**DIRECTIONS FOR THIS TASK:**
Exclude all pictures, then copy each of the records exactly as written.

**RECORDS FOR THE TASK:**
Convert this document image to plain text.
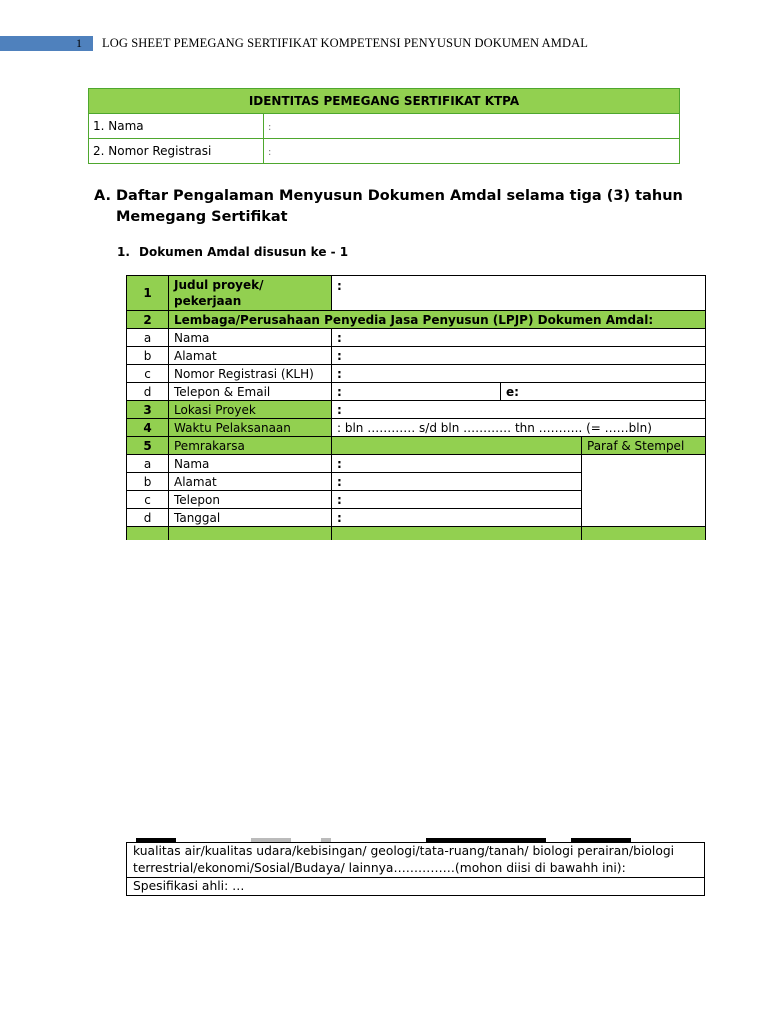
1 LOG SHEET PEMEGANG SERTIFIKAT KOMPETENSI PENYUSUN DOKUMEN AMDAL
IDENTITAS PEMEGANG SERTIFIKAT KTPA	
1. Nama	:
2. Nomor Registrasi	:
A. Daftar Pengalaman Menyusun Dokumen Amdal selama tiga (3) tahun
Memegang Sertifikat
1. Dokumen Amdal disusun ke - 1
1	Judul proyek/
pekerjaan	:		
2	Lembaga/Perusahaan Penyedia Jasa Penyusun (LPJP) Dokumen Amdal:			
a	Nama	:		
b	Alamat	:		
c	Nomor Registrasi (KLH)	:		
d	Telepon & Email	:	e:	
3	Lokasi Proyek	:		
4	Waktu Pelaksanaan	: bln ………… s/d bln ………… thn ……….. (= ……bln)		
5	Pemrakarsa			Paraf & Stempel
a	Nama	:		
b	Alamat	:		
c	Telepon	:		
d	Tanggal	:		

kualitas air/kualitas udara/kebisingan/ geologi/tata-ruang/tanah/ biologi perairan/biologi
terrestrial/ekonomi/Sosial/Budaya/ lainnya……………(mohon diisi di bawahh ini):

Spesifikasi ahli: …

**EXERCISE ANSWER:**
Convert this document image to plain text.
1 LOG SHEET PEMEGANG SERTIFIKAT KOMPETENSI PENYUSUN DOKUMEN AMDAL
IDENTITAS PEMEGANG SERTIFIKAT KTPA	
1. Nama	:
2. Nomor Registrasi	:
A. Daftar Pengalaman Menyusun Dokumen Amdal selama tiga (3) tahun
Memegang Sertifikat
1. Dokumen Amdal disusun ke - 1
1	Judul proyek/
pekerjaan	:		
2	Lembaga/Perusahaan Penyedia Jasa Penyusun (LPJP) Dokumen Amdal:			
a	Nama	:		
b	Alamat	:		
c	Nomor Registrasi (KLH)	:		
d	Telepon & Email	:	e:	
3	Lokasi Proyek	:		
4	Waktu Pelaksanaan	: bln ………… s/d bln ………… thn ……….. (= ……bln)		
5	Pemrakarsa			Paraf & Stempel
a	Nama	:		
b	Alamat	:		
c	Telepon	:		
d	Tanggal	:		

kualitas air/kualitas udara/kebisingan/ geologi/tata-ruang/tanah/ biologi perairan/biologi
terrestrial/ekonomi/Sosial/Budaya/ lainnya……………(mohon diisi di bawahh ini):

Spesifikasi ahli: …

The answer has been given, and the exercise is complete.